- [Do this]: Determine how many lines contain the string "Densité". Respond with that number and nothing more.

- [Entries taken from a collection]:
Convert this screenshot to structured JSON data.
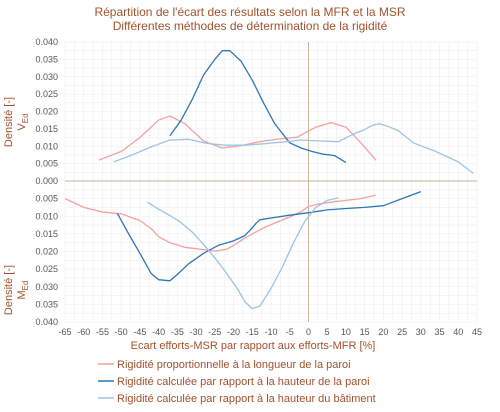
{
  "chart_data": {
    "type": "line",
    "title": "Répartition de l'écart des résultats selon la MFR et la MSR",
    "subtitle": "Différentes méthodes de détermination de la rigidité",
    "xlabel": "Ecart efforts-MSR par rapport aux efforts-MFR [%]",
    "ylabel_top": "Densité [-]",
    "ylabel_top_sub": "V",
    "ylabel_top_subscript": "Ed",
    "ylabel_bottom": "Densité [-]",
    "ylabel_bottom_sub": "M",
    "ylabel_bottom_subscript": "Ed",
    "xlim": [
      -65,
      45
    ],
    "ylim_top": [
      0,
      0.04
    ],
    "ylim_bottom": [
      0,
      0.04
    ],
    "x_ticks": [
      "-65",
      "-60",
      "-55",
      "-50",
      "-45",
      "-40",
      "-35",
      "-30",
      "-25",
      "-20",
      "-15",
      "-10",
      "-5",
      "0",
      "5",
      "10",
      "15",
      "20",
      "25",
      "30",
      "35",
      "40",
      "45"
    ],
    "y_ticks_top": [
      "0.040",
      "0.035",
      "0.030",
      "0.025",
      "0.020",
      "0.015",
      "0.010",
      "0.005",
      "0.000"
    ],
    "y_ticks_bottom": [
      "0.005",
      "0.010",
      "0.015",
      "0.020",
      "0.025",
      "0.030",
      "0.035",
      "0.040"
    ],
    "grid": true,
    "legend_position": "bottom",
    "colors": {
      "proportional": "#f4a0a0",
      "wall_height": "#2e75b6",
      "building_height": "#9dc3e6",
      "axis_text": "#a0522d",
      "tick_red": "#cc0000",
      "grid": "#eeeeee",
      "zero_line": "#c8b49a"
    },
    "series": [
      {
        "name": "Rigidité proportionnelle à la longueur de la paroi",
        "key": "proportional",
        "top": {
          "x": [
            -56,
            -50,
            -45,
            -40,
            -37,
            -33,
            -28,
            -23,
            -18,
            -13,
            -8,
            -3,
            2,
            6,
            10,
            14,
            18
          ],
          "y": [
            0.006,
            0.0085,
            0.0125,
            0.0175,
            0.0187,
            0.0165,
            0.0115,
            0.0095,
            0.0102,
            0.0113,
            0.0121,
            0.0126,
            0.0155,
            0.0168,
            0.0155,
            0.011,
            0.006
          ]
        },
        "bottom": {
          "x": [
            -65,
            -60,
            -55,
            -50,
            -45,
            -42,
            -40,
            -37,
            -33,
            -30,
            -25,
            -22,
            -20,
            -17,
            -15,
            -12,
            -8,
            -5,
            -2,
            0,
            3,
            6,
            10,
            14,
            18
          ],
          "y": [
            0.005,
            0.0075,
            0.0088,
            0.0093,
            0.0112,
            0.0135,
            0.0158,
            0.0175,
            0.0188,
            0.0192,
            0.0199,
            0.0194,
            0.0183,
            0.0162,
            0.015,
            0.0133,
            0.0115,
            0.0102,
            0.0087,
            0.0072,
            0.0065,
            0.006,
            0.0055,
            0.005,
            0.004
          ]
        }
      },
      {
        "name": "Rigidité calculée par rapport à la hauteur de la paroi",
        "key": "wall_height",
        "top": {
          "x": [
            -37,
            -34,
            -31,
            -28,
            -25,
            -23,
            -21,
            -18,
            -15,
            -12,
            -9,
            -5,
            -2,
            1,
            4,
            7,
            10
          ],
          "y": [
            0.013,
            0.0175,
            0.0235,
            0.0305,
            0.035,
            0.0375,
            0.0375,
            0.0345,
            0.029,
            0.0225,
            0.0165,
            0.011,
            0.0095,
            0.0085,
            0.0077,
            0.0073,
            0.0053
          ]
        },
        "bottom": {
          "x": [
            -51,
            -48,
            -45,
            -42,
            -40,
            -37,
            -35,
            -32,
            -28,
            -24,
            -20,
            -17,
            -15,
            -14,
            -13,
            -10,
            -5,
            0,
            5,
            10,
            15,
            20,
            25,
            30
          ],
          "y": [
            0.0092,
            0.015,
            0.0205,
            0.0262,
            0.028,
            0.0283,
            0.0265,
            0.0235,
            0.0205,
            0.0182,
            0.017,
            0.0155,
            0.0133,
            0.012,
            0.011,
            0.0105,
            0.0097,
            0.009,
            0.0082,
            0.0078,
            0.0075,
            0.007,
            0.005,
            0.003
          ]
        }
      },
      {
        "name": "Rigidité calculée par rapport à la hauteur du bâtiment",
        "key": "building_height",
        "top": {
          "x": [
            -52,
            -47,
            -42,
            -37,
            -32,
            -27,
            -22,
            -17,
            -12,
            -7,
            -2,
            3,
            8,
            12,
            15,
            17,
            19,
            21,
            24,
            28,
            34,
            40,
            44
          ],
          "y": [
            0.0055,
            0.0075,
            0.0098,
            0.0118,
            0.012,
            0.0108,
            0.0103,
            0.0103,
            0.0107,
            0.0112,
            0.0118,
            0.0115,
            0.0113,
            0.0135,
            0.0148,
            0.016,
            0.0165,
            0.0158,
            0.0145,
            0.011,
            0.0085,
            0.0055,
            0.0022
          ]
        },
        "bottom": {
          "x": [
            -43,
            -40,
            -37,
            -34,
            -31,
            -28,
            -25,
            -22,
            -19,
            -17,
            -15,
            -13,
            -10,
            -7,
            -4,
            -1,
            2,
            5,
            8
          ],
          "y": [
            0.006,
            0.008,
            0.0098,
            0.0118,
            0.0145,
            0.018,
            0.0218,
            0.026,
            0.0305,
            0.0342,
            0.0362,
            0.0355,
            0.0305,
            0.0245,
            0.0175,
            0.0115,
            0.0075,
            0.0055,
            0.0048
          ]
        }
      }
    ]
  }
}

- [Task output]: 2